┌────────

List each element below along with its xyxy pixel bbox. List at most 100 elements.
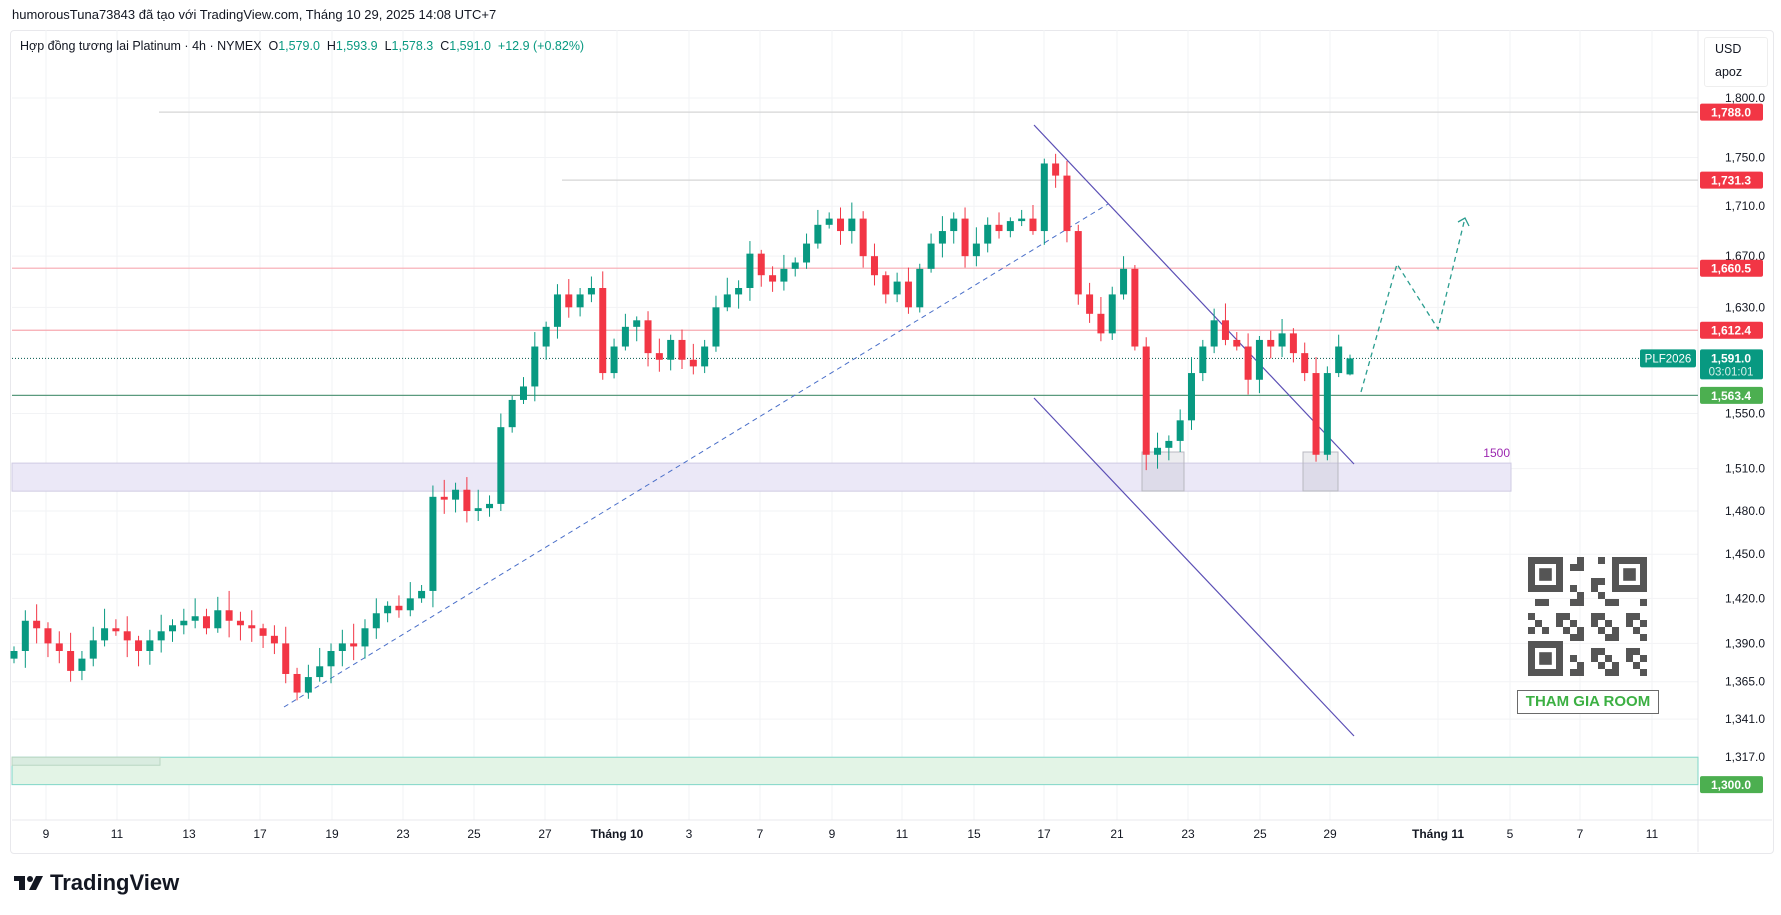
- candle-body: [995, 224, 1003, 232]
- x-tick-label: 7: [757, 827, 764, 841]
- unit-label[interactable]: apoz: [1715, 65, 1743, 79]
- qr-code-icon: [1528, 557, 1647, 676]
- price-label-bg: [1700, 349, 1763, 380]
- qr-module: [1633, 662, 1640, 669]
- candle-body: [33, 620, 41, 629]
- qr-finder-core: [1539, 652, 1552, 665]
- qr-finder-core: [1539, 568, 1552, 581]
- candle: [893, 272, 901, 303]
- candle: [508, 395, 516, 433]
- candle: [870, 243, 878, 286]
- candle-body: [10, 651, 18, 659]
- x-tick-label: 11: [111, 827, 124, 841]
- qr-module: [1598, 592, 1605, 599]
- candle: [780, 254, 788, 291]
- candle: [1063, 161, 1071, 243]
- candle: [1052, 153, 1060, 188]
- candle: [1323, 366, 1331, 461]
- currency-label[interactable]: USD: [1715, 42, 1742, 56]
- candle-body: [21, 620, 29, 652]
- candle-body: [950, 218, 958, 232]
- join-room-button[interactable]: THAM GIA ROOM: [1517, 690, 1659, 714]
- candle: [1187, 357, 1195, 430]
- candle: [123, 616, 131, 658]
- candle: [112, 619, 120, 636]
- candle-body: [803, 243, 811, 263]
- candle: [859, 211, 867, 268]
- candle-body: [1278, 333, 1286, 347]
- qr-module: [1577, 564, 1584, 571]
- candle-body: [1131, 268, 1139, 347]
- candle-body: [893, 281, 901, 295]
- qr-module: [1563, 627, 1570, 634]
- candle: [372, 598, 380, 639]
- candle-body: [1052, 163, 1060, 176]
- x-tick-label: 13: [182, 827, 196, 841]
- candle: [1097, 296, 1105, 342]
- candle: [1335, 334, 1343, 378]
- price-label-support: 1,563.4: [1711, 389, 1751, 403]
- x-tick-label: 3: [686, 827, 693, 841]
- candle-body: [678, 339, 686, 360]
- candle: [542, 321, 550, 360]
- currency-unit-box[interactable]: USD apoz: [1704, 37, 1768, 87]
- candle-body: [769, 275, 777, 282]
- candle: [735, 280, 743, 309]
- x-tick-label: 15: [967, 827, 981, 841]
- symbol-name[interactable]: Hợp đồng tương lai Platinum · 4h · NYMEX: [20, 39, 262, 53]
- qr-module: [1570, 634, 1577, 641]
- qr-module: [1563, 613, 1570, 620]
- candle: [214, 596, 222, 633]
- candle: [497, 413, 505, 512]
- x-tick-label: Tháng 10: [591, 827, 644, 841]
- candle-body: [497, 427, 505, 504]
- projection-path: [1360, 217, 1466, 393]
- qr-module: [1591, 585, 1598, 592]
- x-tick-label: 29: [1323, 827, 1337, 841]
- tradingview-logo[interactable]: TradingView: [14, 870, 179, 896]
- candle-body: [474, 508, 482, 512]
- candle-body: [667, 339, 675, 360]
- y-tick-label: 1,550.0: [1725, 407, 1765, 421]
- candle-body: [486, 503, 494, 509]
- candle: [338, 629, 346, 667]
- candle: [146, 629, 154, 665]
- candle: [67, 632, 75, 682]
- price-label-bg: [1700, 171, 1763, 189]
- candle: [723, 277, 731, 312]
- x-tick-label: 25: [467, 827, 481, 841]
- qr-module: [1598, 557, 1605, 564]
- zone-label-1500: 1500: [1483, 446, 1510, 460]
- candle-body: [870, 256, 878, 276]
- qr-module: [1605, 620, 1612, 627]
- candle: [293, 667, 301, 701]
- candle-body: [1244, 346, 1252, 380]
- qr-module: [1542, 599, 1549, 606]
- qr-module: [1598, 648, 1605, 655]
- candle-body: [202, 616, 210, 629]
- candle-body: [916, 268, 924, 308]
- candle-body: [519, 386, 527, 400]
- qr-module: [1612, 669, 1619, 676]
- qr-module: [1605, 655, 1612, 662]
- candle-body: [123, 631, 131, 641]
- candle-body: [780, 268, 788, 282]
- close-label: C: [440, 39, 450, 53]
- qr-module: [1556, 613, 1563, 620]
- qr-module: [1535, 599, 1542, 606]
- candle: [689, 343, 697, 375]
- candle-body: [723, 294, 731, 308]
- qr-module: [1591, 578, 1598, 585]
- candle: [1040, 158, 1048, 245]
- qr-module: [1591, 655, 1598, 662]
- candle: [825, 212, 833, 229]
- candle: [1233, 332, 1241, 351]
- high-label: H: [326, 39, 336, 53]
- candle-body: [712, 307, 720, 347]
- close-value: 1,591.0: [449, 39, 491, 53]
- candle-body: [112, 628, 120, 632]
- candle: [565, 279, 573, 318]
- candle: [452, 482, 460, 513]
- qr-module: [1577, 627, 1584, 634]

└────────

Can you reproduce all the rows above with each "qr-module" changed to "qr-dot" and nothing else altered, leaving the pictures out?

Problem solution:
List each element below along with its xyxy pixel bbox. List at most 100 elements.
- candle-body: [995, 224, 1003, 232]
- x-tick-label: 7: [757, 827, 764, 841]
- unit-label[interactable]: apoz: [1715, 65, 1743, 79]
- qr-code-icon: [1528, 557, 1647, 676]
- price-label-bg: [1700, 349, 1763, 380]
- qr-dot: [1633, 662, 1640, 669]
- candle-body: [33, 620, 41, 629]
- qr-finder-core: [1539, 652, 1552, 665]
- qr-finder-core: [1539, 568, 1552, 581]
- candle: [893, 272, 901, 303]
- candle: [508, 395, 516, 433]
- candle: [870, 243, 878, 286]
- candle-body: [10, 651, 18, 659]
- x-tick-label: 11: [111, 827, 124, 841]
- qr-dot: [1598, 592, 1605, 599]
- candle: [780, 254, 788, 291]
- candle: [1063, 161, 1071, 243]
- candle: [1052, 153, 1060, 188]
- candle: [1323, 366, 1331, 461]
- currency-label[interactable]: USD: [1715, 42, 1742, 56]
- candle-body: [21, 620, 29, 652]
- candle-body: [950, 218, 958, 232]
- join-room-button[interactable]: THAM GIA ROOM: [1517, 690, 1659, 714]
- candle: [1187, 357, 1195, 430]
- candle: [123, 616, 131, 658]
- candle: [112, 619, 120, 636]
- candle-body: [803, 243, 811, 263]
- candle: [859, 211, 867, 268]
- candle-body: [1278, 333, 1286, 347]
- qr-dot: [1577, 564, 1584, 571]
- candle-body: [1131, 268, 1139, 347]
- candle-body: [893, 281, 901, 295]
- qr-dot: [1563, 627, 1570, 634]
- candle: [372, 598, 380, 639]
- candle-body: [1052, 163, 1060, 176]
- x-tick-label: 13: [182, 827, 196, 841]
- candle: [1097, 296, 1105, 342]
- candle: [1335, 334, 1343, 378]
- price-label-support: 1,563.4: [1711, 389, 1751, 403]
- x-tick-label: 3: [686, 827, 693, 841]
- candle-body: [678, 339, 686, 360]
- candle: [542, 321, 550, 360]
- currency-unit-box[interactable]: USD apoz: [1704, 37, 1768, 87]
- candle-body: [769, 275, 777, 282]
- candle: [735, 280, 743, 309]
- x-tick-label: 15: [967, 827, 981, 841]
- symbol-name[interactable]: Hợp đồng tương lai Platinum · 4h · NYMEX: [20, 39, 262, 53]
- qr-dot: [1570, 634, 1577, 641]
- qr-dot: [1563, 613, 1570, 620]
- candle: [214, 596, 222, 633]
- candle: [497, 413, 505, 512]
- x-tick-label: Tháng 10: [591, 827, 644, 841]
- candle-body: [497, 427, 505, 504]
- projection-path: [1360, 217, 1466, 393]
- qr-dot: [1591, 585, 1598, 592]
- x-tick-label: 29: [1323, 827, 1337, 841]
- tradingview-logo[interactable]: TradingView: [14, 870, 179, 896]
- candle-body: [474, 508, 482, 512]
- candle-body: [667, 339, 675, 360]
- y-tick-label: 1,550.0: [1725, 407, 1765, 421]
- candle-body: [486, 503, 494, 509]
- candle: [338, 629, 346, 667]
- candle: [146, 629, 154, 665]
- candle: [67, 632, 75, 682]
- price-label-bg: [1700, 171, 1763, 189]
- candle: [723, 277, 731, 312]
- x-tick-label: 25: [467, 827, 481, 841]
- qr-dot: [1598, 557, 1605, 564]
- zone-label-1500: 1500: [1483, 446, 1510, 460]
- candle-body: [870, 256, 878, 276]
- qr-dot: [1605, 620, 1612, 627]
- candle: [293, 667, 301, 701]
- candle-body: [1244, 346, 1252, 380]
- qr-dot: [1542, 599, 1549, 606]
- qr-dot: [1598, 648, 1605, 655]
- candle-body: [202, 616, 210, 629]
- candle-body: [916, 268, 924, 308]
- candle-body: [519, 386, 527, 400]
- qr-dot: [1612, 669, 1619, 676]
- qr-dot: [1605, 655, 1612, 662]
- candle-body: [123, 631, 131, 641]
- candle-body: [780, 268, 788, 282]
- close-label: C: [440, 39, 450, 53]
- qr-dot: [1556, 613, 1563, 620]
- qr-dot: [1535, 599, 1542, 606]
- candle: [689, 343, 697, 375]
- candle-body: [723, 294, 731, 308]
- qr-dot: [1591, 578, 1598, 585]
- candle: [1040, 158, 1048, 245]
- qr-dot: [1591, 655, 1598, 662]
- candle: [825, 212, 833, 229]
- candle: [1233, 332, 1241, 351]
- high-label: H: [326, 39, 336, 53]
- candle-body: [712, 307, 720, 347]
- close-value: 1,591.0: [449, 39, 491, 53]
- candle-body: [112, 628, 120, 632]
- candle: [565, 279, 573, 318]
- candle: [452, 482, 460, 513]
- qr-dot: [1577, 627, 1584, 634]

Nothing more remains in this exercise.